Read through the records below and copy each line that uses the word "consigliabile".

Saved entries

%%

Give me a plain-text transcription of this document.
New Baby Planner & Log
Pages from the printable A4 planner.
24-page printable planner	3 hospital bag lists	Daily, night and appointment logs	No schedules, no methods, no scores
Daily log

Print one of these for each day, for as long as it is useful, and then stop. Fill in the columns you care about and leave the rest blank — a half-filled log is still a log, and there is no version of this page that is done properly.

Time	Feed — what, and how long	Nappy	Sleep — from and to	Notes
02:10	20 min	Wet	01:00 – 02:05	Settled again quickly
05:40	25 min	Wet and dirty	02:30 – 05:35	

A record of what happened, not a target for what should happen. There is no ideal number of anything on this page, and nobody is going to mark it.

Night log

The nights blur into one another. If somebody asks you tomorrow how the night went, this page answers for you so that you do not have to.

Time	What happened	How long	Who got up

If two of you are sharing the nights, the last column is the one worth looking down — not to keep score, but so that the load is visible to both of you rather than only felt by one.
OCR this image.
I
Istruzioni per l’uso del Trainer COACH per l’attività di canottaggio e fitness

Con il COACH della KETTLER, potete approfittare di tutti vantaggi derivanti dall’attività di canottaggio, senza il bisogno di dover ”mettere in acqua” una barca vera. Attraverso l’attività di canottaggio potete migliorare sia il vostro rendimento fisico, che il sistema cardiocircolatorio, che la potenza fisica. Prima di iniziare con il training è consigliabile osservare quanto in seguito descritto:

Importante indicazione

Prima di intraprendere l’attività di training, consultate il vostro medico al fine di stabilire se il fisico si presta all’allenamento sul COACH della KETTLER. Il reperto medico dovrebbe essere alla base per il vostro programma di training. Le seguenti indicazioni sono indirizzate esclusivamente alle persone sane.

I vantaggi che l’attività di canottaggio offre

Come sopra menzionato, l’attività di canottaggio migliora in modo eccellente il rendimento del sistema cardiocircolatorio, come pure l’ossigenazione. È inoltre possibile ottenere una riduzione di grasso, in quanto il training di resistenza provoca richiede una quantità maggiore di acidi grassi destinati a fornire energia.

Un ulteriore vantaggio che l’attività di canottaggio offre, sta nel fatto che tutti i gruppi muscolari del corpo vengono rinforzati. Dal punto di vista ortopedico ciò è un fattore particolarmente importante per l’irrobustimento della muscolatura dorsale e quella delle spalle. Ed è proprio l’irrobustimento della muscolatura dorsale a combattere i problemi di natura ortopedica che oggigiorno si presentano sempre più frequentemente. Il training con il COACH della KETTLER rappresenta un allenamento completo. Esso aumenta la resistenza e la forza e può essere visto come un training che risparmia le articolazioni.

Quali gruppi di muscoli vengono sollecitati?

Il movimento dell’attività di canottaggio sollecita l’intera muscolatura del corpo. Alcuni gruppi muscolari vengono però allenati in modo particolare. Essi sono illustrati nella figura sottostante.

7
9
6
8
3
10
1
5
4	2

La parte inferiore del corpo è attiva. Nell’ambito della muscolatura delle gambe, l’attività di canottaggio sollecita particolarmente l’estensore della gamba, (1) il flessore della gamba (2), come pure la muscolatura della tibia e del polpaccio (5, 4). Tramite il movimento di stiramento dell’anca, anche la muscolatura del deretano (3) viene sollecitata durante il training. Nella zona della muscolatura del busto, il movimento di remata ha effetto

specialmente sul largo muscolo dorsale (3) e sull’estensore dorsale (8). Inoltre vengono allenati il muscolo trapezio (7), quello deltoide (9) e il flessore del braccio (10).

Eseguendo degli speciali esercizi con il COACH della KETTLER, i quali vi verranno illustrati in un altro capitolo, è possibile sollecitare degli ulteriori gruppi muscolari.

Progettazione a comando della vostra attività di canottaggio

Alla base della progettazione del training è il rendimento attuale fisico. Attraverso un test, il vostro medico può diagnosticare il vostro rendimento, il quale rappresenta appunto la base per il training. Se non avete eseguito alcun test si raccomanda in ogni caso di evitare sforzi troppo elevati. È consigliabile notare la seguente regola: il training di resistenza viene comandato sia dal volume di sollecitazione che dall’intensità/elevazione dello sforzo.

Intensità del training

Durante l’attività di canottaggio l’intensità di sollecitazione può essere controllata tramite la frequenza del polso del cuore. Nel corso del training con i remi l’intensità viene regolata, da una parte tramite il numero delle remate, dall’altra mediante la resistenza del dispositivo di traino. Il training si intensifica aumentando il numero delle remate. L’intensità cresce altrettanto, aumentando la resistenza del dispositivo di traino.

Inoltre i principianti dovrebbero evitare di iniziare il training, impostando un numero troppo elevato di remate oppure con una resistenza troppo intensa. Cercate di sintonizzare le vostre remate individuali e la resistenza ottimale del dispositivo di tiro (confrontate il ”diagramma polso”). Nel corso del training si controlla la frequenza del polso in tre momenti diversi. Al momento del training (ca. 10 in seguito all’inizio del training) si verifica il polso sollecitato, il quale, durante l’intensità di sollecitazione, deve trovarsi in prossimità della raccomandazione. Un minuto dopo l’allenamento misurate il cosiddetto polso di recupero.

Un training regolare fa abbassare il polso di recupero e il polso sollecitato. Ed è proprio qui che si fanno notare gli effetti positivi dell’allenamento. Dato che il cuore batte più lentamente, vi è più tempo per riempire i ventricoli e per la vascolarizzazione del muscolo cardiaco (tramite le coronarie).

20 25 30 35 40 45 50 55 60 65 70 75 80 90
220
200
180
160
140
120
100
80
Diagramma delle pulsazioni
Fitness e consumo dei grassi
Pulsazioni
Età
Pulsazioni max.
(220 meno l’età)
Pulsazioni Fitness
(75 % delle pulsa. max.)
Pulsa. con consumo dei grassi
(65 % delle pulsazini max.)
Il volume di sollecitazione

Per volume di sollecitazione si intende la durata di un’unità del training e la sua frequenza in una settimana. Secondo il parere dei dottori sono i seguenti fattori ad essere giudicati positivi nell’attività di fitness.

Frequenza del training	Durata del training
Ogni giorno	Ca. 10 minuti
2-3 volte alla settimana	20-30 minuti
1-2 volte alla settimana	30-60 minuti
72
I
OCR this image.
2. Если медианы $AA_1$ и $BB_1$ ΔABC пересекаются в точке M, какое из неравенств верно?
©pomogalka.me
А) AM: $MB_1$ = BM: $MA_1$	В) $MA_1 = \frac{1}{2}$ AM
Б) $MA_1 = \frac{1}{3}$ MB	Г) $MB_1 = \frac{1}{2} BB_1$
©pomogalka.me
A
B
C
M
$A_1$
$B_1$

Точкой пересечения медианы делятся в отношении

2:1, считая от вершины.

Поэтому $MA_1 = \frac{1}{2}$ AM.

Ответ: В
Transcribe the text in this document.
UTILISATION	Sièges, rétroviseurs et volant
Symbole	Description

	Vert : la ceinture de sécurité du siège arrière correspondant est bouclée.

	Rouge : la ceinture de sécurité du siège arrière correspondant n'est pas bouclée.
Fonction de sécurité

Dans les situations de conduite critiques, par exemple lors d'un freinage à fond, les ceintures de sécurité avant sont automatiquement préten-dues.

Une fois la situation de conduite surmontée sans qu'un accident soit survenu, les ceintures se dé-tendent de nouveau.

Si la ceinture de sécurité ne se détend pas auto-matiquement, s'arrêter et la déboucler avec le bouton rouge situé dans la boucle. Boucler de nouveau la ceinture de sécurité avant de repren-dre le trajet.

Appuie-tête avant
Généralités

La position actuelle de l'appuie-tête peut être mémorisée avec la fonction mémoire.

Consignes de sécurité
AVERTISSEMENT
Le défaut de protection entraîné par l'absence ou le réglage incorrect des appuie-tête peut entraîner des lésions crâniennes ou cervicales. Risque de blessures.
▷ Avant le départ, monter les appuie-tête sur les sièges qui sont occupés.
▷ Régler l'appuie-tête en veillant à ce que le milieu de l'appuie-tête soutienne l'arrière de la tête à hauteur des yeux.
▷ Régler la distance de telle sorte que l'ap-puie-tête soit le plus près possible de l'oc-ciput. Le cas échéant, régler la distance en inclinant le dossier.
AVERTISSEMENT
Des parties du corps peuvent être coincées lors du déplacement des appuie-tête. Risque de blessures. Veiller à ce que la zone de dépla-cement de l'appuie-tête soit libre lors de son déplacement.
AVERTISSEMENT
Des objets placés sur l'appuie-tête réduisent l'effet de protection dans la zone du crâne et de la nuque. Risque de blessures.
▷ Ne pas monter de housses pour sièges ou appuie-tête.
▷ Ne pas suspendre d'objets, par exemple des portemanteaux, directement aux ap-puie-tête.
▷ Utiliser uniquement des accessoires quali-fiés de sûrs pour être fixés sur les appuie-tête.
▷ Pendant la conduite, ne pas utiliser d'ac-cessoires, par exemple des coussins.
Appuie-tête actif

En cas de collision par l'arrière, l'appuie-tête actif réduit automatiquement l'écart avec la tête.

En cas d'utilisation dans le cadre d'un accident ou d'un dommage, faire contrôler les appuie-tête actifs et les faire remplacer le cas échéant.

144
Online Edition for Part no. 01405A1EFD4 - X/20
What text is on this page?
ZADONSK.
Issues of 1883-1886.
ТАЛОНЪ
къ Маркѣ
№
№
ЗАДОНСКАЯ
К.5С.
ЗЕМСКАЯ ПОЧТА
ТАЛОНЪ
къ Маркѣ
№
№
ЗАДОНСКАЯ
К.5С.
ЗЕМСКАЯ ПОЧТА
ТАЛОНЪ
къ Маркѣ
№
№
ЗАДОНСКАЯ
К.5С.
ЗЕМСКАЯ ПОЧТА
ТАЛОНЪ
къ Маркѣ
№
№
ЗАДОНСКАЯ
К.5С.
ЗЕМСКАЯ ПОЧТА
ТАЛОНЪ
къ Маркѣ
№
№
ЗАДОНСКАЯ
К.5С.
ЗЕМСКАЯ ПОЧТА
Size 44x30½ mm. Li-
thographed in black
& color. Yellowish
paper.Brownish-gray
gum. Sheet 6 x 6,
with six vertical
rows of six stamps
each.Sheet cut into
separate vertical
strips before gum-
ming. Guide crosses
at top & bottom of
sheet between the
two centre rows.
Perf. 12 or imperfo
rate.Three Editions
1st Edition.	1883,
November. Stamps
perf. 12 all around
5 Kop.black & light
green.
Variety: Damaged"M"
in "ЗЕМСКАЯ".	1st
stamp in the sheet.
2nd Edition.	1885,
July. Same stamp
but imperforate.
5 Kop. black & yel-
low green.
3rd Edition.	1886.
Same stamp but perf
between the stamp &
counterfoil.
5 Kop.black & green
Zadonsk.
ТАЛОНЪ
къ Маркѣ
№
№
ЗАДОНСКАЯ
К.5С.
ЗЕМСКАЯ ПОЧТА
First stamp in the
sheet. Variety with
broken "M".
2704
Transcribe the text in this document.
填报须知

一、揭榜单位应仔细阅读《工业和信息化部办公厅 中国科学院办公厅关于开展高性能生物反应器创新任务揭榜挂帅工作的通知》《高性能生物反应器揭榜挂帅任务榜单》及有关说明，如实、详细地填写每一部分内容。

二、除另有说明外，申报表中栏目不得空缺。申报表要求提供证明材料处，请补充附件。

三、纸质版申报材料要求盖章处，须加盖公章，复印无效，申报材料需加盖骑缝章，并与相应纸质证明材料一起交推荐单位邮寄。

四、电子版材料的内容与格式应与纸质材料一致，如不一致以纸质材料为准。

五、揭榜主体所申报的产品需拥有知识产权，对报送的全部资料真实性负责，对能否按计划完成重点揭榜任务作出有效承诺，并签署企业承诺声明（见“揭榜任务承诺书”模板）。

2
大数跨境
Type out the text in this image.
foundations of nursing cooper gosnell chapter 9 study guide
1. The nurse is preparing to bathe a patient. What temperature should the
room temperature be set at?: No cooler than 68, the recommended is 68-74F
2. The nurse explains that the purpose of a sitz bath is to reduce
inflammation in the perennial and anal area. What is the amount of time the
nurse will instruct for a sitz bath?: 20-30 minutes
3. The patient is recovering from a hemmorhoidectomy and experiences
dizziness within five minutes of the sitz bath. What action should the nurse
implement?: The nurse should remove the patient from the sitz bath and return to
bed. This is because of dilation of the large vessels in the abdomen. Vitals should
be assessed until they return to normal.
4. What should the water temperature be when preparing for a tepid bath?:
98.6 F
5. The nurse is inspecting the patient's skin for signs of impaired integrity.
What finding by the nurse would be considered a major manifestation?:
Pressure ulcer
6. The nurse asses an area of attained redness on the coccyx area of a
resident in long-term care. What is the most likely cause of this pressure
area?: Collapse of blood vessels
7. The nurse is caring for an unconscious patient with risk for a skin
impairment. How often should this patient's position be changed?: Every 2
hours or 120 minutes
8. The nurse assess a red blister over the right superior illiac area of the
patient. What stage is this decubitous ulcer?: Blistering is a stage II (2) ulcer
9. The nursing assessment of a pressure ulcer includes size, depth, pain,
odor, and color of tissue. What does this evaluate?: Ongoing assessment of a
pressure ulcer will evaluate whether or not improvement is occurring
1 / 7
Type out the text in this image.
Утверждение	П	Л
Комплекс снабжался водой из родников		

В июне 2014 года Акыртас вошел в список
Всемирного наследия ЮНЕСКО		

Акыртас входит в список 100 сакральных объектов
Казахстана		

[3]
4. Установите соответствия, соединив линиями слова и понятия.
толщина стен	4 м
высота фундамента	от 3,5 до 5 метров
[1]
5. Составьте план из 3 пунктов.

%%

FULL OUTPUT:
Con il COACH della KETTLER, potete approfittare di tutti vantaggi derivanti dall’attività di canottaggio, senza il bisogno di dover ”mettere in acqua” una barca vera. Attraverso l’attività di canottaggio potete migliorare sia il vostro rendimento fisico, che il sistema cardiocircolatorio, che la potenza fisica. Prima di iniziare con il training è consigliabile osservare quanto in seguito descritto:
Alla base della progettazione del training è il rendimento attuale fisico. Attraverso un test, il vostro medico può diagnosticare il vostro rendimento, il quale rappresenta appunto la base per il training. Se non avete eseguito alcun test si raccomanda in ogni caso di evitare sforzi troppo elevati. È consigliabile notare la seguente regola: il training di resistenza viene comandato sia dal volume di sollecitazione che dall’intensità/elevazione dello sforzo.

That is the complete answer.